◆ **YOUR GOAL**: Check each line of the data below for the word "greater", then extract the ones that have it.

◆ **Stored items**:
■ ■ ■

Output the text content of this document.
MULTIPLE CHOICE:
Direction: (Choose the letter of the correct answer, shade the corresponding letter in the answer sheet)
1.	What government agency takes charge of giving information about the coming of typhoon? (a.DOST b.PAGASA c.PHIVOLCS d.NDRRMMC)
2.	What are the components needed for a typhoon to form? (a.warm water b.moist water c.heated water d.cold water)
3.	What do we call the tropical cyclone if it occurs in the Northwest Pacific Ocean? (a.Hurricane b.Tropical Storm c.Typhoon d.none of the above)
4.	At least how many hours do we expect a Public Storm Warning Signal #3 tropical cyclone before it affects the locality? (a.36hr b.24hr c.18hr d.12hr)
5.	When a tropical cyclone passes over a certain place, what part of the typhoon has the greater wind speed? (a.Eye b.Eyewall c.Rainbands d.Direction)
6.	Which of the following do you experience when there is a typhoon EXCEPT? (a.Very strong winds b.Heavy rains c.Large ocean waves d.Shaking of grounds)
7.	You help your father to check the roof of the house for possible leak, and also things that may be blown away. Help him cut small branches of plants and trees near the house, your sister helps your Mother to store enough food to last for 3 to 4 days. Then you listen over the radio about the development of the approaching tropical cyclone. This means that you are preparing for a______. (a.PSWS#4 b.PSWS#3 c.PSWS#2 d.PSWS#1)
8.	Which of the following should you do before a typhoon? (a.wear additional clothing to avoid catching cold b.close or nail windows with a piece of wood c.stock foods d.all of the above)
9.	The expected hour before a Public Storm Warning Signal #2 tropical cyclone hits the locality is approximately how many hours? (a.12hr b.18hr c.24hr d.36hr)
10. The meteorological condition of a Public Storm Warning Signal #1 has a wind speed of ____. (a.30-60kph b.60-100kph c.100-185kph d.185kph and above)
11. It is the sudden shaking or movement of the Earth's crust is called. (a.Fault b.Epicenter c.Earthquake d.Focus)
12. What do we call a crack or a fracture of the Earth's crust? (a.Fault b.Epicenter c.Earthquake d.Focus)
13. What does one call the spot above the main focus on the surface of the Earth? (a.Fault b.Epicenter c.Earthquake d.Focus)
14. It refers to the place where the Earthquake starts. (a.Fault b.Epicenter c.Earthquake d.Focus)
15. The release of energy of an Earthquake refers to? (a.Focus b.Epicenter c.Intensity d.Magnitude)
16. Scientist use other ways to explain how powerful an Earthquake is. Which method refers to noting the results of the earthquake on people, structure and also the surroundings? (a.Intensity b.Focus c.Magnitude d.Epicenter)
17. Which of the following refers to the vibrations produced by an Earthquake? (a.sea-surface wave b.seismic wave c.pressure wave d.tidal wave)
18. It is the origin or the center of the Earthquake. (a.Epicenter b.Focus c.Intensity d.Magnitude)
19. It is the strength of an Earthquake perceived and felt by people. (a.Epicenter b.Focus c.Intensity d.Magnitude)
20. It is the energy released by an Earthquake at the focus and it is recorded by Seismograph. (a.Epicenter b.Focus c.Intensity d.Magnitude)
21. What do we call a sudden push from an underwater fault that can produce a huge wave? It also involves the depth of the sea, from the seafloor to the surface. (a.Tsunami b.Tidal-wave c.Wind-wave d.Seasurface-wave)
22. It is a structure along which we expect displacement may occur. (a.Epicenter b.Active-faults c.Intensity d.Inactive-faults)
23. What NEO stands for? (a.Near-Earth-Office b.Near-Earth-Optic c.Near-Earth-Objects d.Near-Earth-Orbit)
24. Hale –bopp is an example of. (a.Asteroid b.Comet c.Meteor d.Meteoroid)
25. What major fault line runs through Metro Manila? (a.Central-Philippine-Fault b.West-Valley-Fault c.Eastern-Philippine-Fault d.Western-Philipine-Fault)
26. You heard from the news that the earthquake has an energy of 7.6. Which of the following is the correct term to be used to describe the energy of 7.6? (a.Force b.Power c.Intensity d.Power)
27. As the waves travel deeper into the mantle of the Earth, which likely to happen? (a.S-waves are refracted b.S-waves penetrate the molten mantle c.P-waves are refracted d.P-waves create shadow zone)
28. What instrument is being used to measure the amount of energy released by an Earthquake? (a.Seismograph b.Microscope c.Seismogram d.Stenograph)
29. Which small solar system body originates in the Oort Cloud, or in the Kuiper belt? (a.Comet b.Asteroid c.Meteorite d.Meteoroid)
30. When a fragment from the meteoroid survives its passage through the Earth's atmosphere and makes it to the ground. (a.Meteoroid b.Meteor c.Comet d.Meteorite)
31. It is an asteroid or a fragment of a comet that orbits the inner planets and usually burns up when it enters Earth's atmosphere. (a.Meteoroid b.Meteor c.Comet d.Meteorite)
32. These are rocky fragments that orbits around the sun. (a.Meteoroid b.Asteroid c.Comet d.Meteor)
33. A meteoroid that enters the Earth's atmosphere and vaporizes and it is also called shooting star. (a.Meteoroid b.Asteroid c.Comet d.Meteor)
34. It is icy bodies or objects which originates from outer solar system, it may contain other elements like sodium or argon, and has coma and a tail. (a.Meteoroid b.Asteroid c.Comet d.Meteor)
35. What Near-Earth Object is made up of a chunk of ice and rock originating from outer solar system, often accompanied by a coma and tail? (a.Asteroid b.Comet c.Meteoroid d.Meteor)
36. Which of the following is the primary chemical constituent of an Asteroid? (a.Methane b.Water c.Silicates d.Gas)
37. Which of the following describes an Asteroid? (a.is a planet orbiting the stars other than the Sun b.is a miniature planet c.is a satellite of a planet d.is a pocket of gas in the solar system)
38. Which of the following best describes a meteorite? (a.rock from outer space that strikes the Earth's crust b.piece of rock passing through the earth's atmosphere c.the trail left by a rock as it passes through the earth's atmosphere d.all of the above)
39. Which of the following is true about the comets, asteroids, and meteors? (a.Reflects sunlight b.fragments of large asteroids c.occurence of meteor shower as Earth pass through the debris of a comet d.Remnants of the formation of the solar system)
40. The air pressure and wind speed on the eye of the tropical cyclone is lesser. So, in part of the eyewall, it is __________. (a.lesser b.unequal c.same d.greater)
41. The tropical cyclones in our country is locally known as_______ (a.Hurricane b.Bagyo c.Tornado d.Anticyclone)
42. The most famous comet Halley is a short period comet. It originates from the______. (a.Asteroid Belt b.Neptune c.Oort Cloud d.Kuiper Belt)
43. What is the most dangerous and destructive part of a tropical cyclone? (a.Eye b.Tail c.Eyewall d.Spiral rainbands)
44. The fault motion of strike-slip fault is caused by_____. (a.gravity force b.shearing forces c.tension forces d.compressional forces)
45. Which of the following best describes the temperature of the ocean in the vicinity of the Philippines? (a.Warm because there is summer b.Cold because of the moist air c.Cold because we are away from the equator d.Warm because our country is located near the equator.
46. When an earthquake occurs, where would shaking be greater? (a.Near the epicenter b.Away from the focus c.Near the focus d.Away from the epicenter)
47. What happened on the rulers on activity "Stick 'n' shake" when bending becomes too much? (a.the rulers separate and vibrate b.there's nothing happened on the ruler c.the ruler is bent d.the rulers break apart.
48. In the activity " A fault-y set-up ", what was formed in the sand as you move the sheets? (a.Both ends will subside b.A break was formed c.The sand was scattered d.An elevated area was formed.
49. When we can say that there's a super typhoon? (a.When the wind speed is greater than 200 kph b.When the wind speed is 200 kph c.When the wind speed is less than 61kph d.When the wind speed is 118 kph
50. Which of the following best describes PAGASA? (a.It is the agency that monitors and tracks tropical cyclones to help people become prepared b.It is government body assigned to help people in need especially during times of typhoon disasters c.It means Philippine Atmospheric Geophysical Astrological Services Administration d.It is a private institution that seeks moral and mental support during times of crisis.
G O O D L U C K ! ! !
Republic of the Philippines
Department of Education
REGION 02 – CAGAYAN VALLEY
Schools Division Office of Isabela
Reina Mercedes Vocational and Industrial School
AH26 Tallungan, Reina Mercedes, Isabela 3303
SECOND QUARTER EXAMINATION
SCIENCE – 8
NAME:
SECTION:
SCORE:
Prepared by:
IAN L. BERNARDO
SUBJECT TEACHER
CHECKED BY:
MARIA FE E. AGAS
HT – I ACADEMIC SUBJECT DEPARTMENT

■ ■ ■

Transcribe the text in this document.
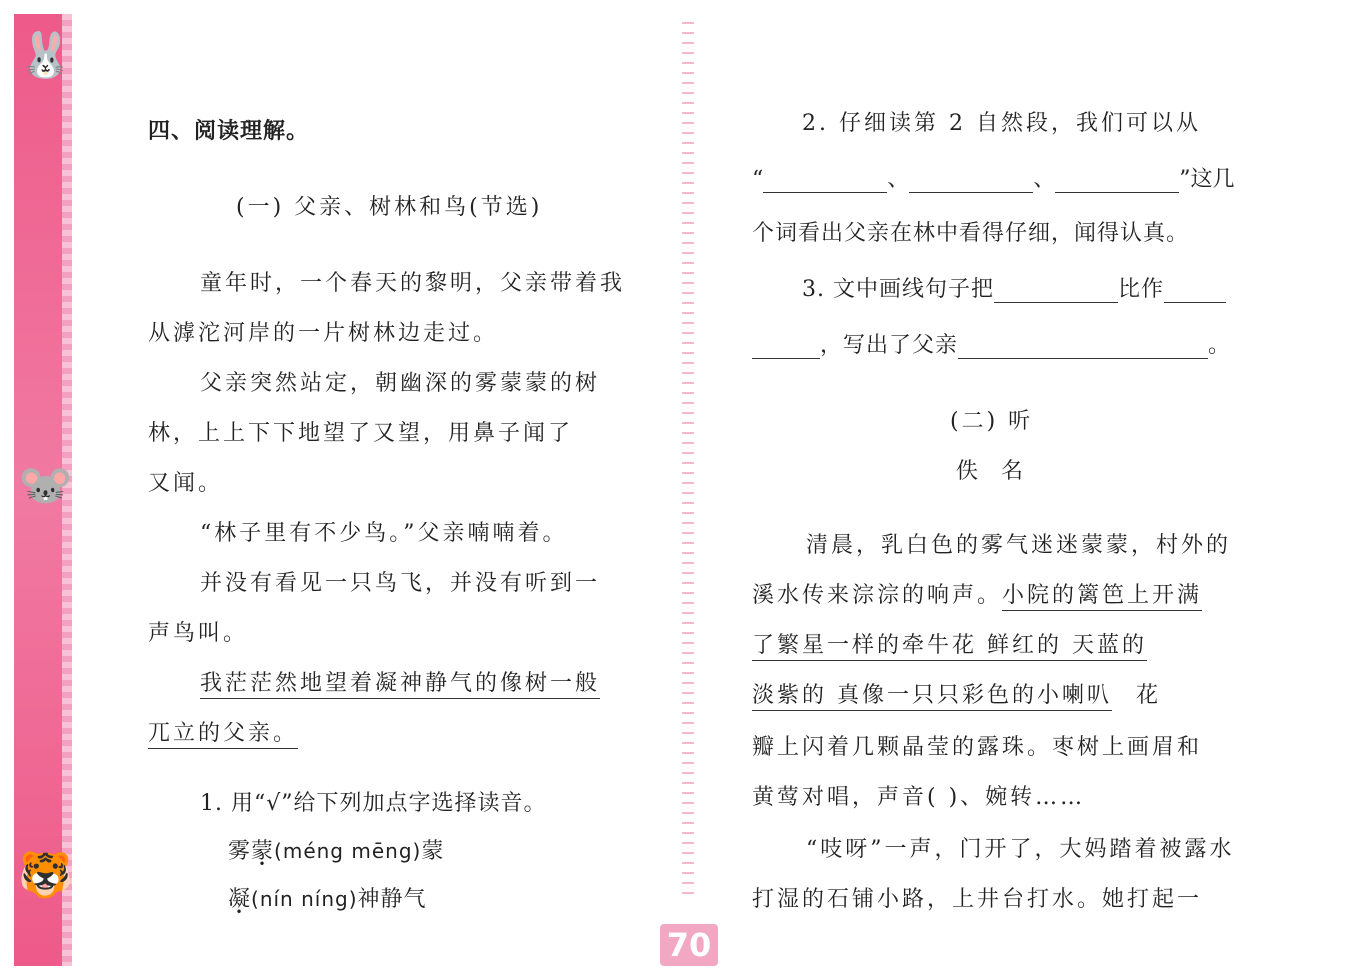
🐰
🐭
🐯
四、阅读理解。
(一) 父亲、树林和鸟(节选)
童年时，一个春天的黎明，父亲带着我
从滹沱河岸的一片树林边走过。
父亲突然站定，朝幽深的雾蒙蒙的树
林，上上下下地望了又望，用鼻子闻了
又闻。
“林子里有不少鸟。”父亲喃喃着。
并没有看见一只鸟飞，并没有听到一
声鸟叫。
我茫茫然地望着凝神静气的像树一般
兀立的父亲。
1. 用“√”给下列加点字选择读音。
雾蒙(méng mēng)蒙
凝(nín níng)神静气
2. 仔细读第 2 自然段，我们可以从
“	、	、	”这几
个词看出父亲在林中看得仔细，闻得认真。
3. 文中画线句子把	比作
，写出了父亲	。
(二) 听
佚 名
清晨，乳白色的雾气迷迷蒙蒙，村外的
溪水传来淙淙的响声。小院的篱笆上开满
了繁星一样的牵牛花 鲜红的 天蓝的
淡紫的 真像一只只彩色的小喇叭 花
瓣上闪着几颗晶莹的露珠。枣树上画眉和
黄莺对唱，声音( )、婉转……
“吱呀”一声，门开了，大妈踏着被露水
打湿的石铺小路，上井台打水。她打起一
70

■ ■ ■

◆ **ANSWER TO THIS EXERCISE**:
5.	When a tropical cyclone passes over a certain place, what part of the typhoon has the greater wind speed? (a.Eye b.Eyewall c.Rainbands d.Direction)
40. The air pressure and wind speed on the eye of the tropical cyclone is lesser. So, in part of the eyewall, it is __________. (a.lesser b.unequal c.same d.greater)
46. When an earthquake occurs, where would shaking be greater? (a.Near the epicenter b.Away from the focus c.Near the focus d.Away from the epicenter)
49. When we can say that there's a super typhoon? (a.When the wind speed is greater than 200 kph b.When the wind speed is 200 kph c.When the wind speed is less than 61kph d.When the wind speed is 118 kph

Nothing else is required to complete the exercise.